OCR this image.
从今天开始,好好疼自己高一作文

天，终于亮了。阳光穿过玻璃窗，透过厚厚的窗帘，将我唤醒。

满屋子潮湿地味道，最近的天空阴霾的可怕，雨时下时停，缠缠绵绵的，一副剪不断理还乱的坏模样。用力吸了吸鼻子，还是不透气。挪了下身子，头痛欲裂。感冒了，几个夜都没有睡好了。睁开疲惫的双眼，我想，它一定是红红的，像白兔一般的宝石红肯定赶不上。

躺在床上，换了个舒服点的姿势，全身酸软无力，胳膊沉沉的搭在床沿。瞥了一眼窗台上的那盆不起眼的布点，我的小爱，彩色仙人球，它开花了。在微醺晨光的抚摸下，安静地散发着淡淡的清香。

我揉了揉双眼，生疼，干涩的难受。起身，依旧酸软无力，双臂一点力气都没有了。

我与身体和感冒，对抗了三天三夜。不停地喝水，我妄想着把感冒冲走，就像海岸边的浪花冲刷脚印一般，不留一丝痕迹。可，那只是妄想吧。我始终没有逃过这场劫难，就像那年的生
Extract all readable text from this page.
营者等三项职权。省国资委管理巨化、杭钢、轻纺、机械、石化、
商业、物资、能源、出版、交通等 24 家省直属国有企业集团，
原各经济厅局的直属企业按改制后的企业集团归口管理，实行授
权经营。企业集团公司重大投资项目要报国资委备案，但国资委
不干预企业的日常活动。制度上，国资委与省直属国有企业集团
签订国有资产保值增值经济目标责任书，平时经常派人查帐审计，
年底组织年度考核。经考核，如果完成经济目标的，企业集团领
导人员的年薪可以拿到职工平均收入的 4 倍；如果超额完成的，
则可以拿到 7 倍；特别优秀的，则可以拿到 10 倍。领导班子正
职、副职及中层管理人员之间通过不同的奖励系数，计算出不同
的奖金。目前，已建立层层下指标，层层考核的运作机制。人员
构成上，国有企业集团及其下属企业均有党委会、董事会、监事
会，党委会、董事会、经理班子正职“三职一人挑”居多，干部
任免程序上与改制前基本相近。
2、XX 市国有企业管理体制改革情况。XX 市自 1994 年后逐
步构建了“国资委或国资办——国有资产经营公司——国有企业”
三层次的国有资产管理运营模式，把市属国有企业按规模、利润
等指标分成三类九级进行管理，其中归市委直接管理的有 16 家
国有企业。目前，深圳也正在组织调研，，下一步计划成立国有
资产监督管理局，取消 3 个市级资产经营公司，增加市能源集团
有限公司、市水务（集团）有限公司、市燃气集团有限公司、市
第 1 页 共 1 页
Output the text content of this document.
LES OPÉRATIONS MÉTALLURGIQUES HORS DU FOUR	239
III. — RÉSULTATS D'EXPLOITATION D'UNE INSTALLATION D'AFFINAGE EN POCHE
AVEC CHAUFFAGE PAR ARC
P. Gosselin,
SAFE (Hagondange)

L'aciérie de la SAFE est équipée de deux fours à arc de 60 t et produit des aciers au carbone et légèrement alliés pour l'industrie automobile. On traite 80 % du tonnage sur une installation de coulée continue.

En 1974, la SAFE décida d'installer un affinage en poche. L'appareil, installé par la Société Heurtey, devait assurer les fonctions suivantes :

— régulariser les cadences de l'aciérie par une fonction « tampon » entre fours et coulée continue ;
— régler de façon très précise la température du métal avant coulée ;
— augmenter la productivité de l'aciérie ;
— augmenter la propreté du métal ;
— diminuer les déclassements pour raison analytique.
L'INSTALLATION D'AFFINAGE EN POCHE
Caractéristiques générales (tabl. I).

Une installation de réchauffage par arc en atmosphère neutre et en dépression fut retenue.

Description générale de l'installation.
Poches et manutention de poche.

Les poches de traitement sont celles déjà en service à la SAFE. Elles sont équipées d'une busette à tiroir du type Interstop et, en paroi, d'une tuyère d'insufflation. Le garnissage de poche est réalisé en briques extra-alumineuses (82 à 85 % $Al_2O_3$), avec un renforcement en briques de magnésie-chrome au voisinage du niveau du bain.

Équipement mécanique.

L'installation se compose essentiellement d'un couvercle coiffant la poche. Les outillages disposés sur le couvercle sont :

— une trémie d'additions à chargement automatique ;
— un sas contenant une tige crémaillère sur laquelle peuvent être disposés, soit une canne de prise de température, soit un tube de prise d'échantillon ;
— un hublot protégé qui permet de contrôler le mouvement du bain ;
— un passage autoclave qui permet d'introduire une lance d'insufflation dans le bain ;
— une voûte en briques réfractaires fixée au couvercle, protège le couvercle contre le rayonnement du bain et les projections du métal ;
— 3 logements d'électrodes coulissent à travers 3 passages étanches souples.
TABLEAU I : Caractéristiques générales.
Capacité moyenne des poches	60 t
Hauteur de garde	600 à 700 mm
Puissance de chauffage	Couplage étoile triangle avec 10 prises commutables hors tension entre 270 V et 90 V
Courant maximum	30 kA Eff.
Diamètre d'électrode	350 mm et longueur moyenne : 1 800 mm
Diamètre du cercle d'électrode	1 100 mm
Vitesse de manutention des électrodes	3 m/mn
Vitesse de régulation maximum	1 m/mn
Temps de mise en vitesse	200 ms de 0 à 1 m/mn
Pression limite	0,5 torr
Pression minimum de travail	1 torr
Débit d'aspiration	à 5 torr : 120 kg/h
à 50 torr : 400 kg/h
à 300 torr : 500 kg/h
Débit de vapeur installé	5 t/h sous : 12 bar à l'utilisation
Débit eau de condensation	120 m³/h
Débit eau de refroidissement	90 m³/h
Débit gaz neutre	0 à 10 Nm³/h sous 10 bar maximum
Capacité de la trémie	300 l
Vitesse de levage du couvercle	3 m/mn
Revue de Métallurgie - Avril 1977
____________________
→ **Instruction**
Your task is to reproduce all of the records exactly.

→ **Written response**
OCR this image.
从今天开始,好好疼自己高一作文

天，终于亮了。阳光穿过玻璃窗，透过厚厚的窗帘，将我唤醒。

满屋子潮湿地味道，最近的天空阴霾的可怕，雨时下时停，缠缠绵绵的，一副剪不断理还乱的坏模样。用力吸了吸鼻子，还是不透气。挪了下身子，头痛欲裂。感冒了，几个夜都没有睡好了。睁开疲惫的双眼，我想，它一定是红红的，像白兔一般的宝石红肯定赶不上。

躺在床上，换了个舒服点的姿势，全身酸软无力，胳膊沉沉的搭在床沿。瞥了一眼窗台上的那盆不起眼的布点，我的小爱，彩色仙人球，它开花了。在微醺晨光的抚摸下，安静地散发着淡淡的清香。

我揉了揉双眼，生疼，干涩的难受。起身，依旧酸软无力，双臂一点力气都没有了。

我与身体和感冒，对抗了三天三夜。不停地喝水，我妄想着把感冒冲走，就像海岸边的浪花冲刷脚印一般，不留一丝痕迹。可，那只是妄想吧。我始终没有逃过这场劫难，就像那年的生
Extract all readable text from this page.
营者等三项职权。省国资委管理巨化、杭钢、轻纺、机械、石化、
商业、物资、能源、出版、交通等 24 家省直属国有企业集团，
原各经济厅局的直属企业按改制后的企业集团归口管理，实行授
权经营。企业集团公司重大投资项目要报国资委备案，但国资委
不干预企业的日常活动。制度上，国资委与省直属国有企业集团
签订国有资产保值增值经济目标责任书，平时经常派人查帐审计，
年底组织年度考核。经考核，如果完成经济目标的，企业集团领
导人员的年薪可以拿到职工平均收入的 4 倍；如果超额完成的，
则可以拿到 7 倍；特别优秀的，则可以拿到 10 倍。领导班子正
职、副职及中层管理人员之间通过不同的奖励系数，计算出不同
的奖金。目前，已建立层层下指标，层层考核的运作机制。人员
构成上，国有企业集团及其下属企业均有党委会、董事会、监事
会，党委会、董事会、经理班子正职“三职一人挑”居多，干部
任免程序上与改制前基本相近。
2、XX 市国有企业管理体制改革情况。XX 市自 1994 年后逐
步构建了“国资委或国资办——国有资产经营公司——国有企业”
三层次的国有资产管理运营模式，把市属国有企业按规模、利润
等指标分成三类九级进行管理，其中归市委直接管理的有 16 家
国有企业。目前，深圳也正在组织调研，，下一步计划成立国有
资产监督管理局，取消 3 个市级资产经营公司，增加市能源集团
有限公司、市水务（集团）有限公司、市燃气集团有限公司、市
第 1 页 共 1 页
Output the text content of this document.
LES OPÉRATIONS MÉTALLURGIQUES HORS DU FOUR	239
III. — RÉSULTATS D'EXPLOITATION D'UNE INSTALLATION D'AFFINAGE EN POCHE
AVEC CHAUFFAGE PAR ARC
P. Gosselin,
SAFE (Hagondange)

L'aciérie de la SAFE est équipée de deux fours à arc de 60 t et produit des aciers au carbone et légèrement alliés pour l'industrie automobile. On traite 80 % du tonnage sur une installation de coulée continue.

En 1974, la SAFE décida d'installer un affinage en poche. L'appareil, installé par la Société Heurtey, devait assurer les fonctions suivantes :

— régulariser les cadences de l'aciérie par une fonction « tampon » entre fours et coulée continue ;
— régler de façon très précise la température du métal avant coulée ;
— augmenter la productivité de l'aciérie ;
— augmenter la propreté du métal ;
— diminuer les déclassements pour raison analytique.
L'INSTALLATION D'AFFINAGE EN POCHE
Caractéristiques générales (tabl. I).

Une installation de réchauffage par arc en atmosphère neutre et en dépression fut retenue.

Description générale de l'installation.
Poches et manutention de poche.

Les poches de traitement sont celles déjà en service à la SAFE. Elles sont équipées d'une busette à tiroir du type Interstop et, en paroi, d'une tuyère d'insufflation. Le garnissage de poche est réalisé en briques extra-alumineuses (82 à 85 % $Al_2O_3$), avec un renforcement en briques de magnésie-chrome au voisinage du niveau du bain.

Équipement mécanique.

L'installation se compose essentiellement d'un couvercle coiffant la poche. Les outillages disposés sur le couvercle sont :

— une trémie d'additions à chargement automatique ;
— un sas contenant une tige crémaillère sur laquelle peuvent être disposés, soit une canne de prise de température, soit un tube de prise d'échantillon ;
— un hublot protégé qui permet de contrôler le mouvement du bain ;
— un passage autoclave qui permet d'introduire une lance d'insufflation dans le bain ;
— une voûte en briques réfractaires fixée au couvercle, protège le couvercle contre le rayonnement du bain et les projections du métal ;
— 3 logements d'électrodes coulissent à travers 3 passages étanches souples.
TABLEAU I : Caractéristiques générales.
Capacité moyenne des poches	60 t
Hauteur de garde	600 à 700 mm
Puissance de chauffage	Couplage étoile triangle avec 10 prises commutables hors tension entre 270 V et 90 V
Courant maximum	30 kA Eff.
Diamètre d'électrode	350 mm et longueur moyenne : 1 800 mm
Diamètre du cercle d'électrode	1 100 mm
Vitesse de manutention des électrodes	3 m/mn
Vitesse de régulation maximum	1 m/mn
Temps de mise en vitesse	200 ms de 0 à 1 m/mn
Pression limite	0,5 torr
Pression minimum de travail	1 torr
Débit d'aspiration	à 5 torr : 120 kg/h
à 50 torr : 400 kg/h
à 300 torr : 500 kg/h
Débit de vapeur installé	5 t/h sous : 12 bar à l'utilisation
Débit eau de condensation	120 m³/h
Débit eau de refroidissement	90 m³/h
Débit gaz neutre	0 à 10 Nm³/h sous 10 bar maximum
Capacité de la trémie	300 l
Vitesse de levage du couvercle	3 m/mn
Revue de Métallurgie - Avril 1977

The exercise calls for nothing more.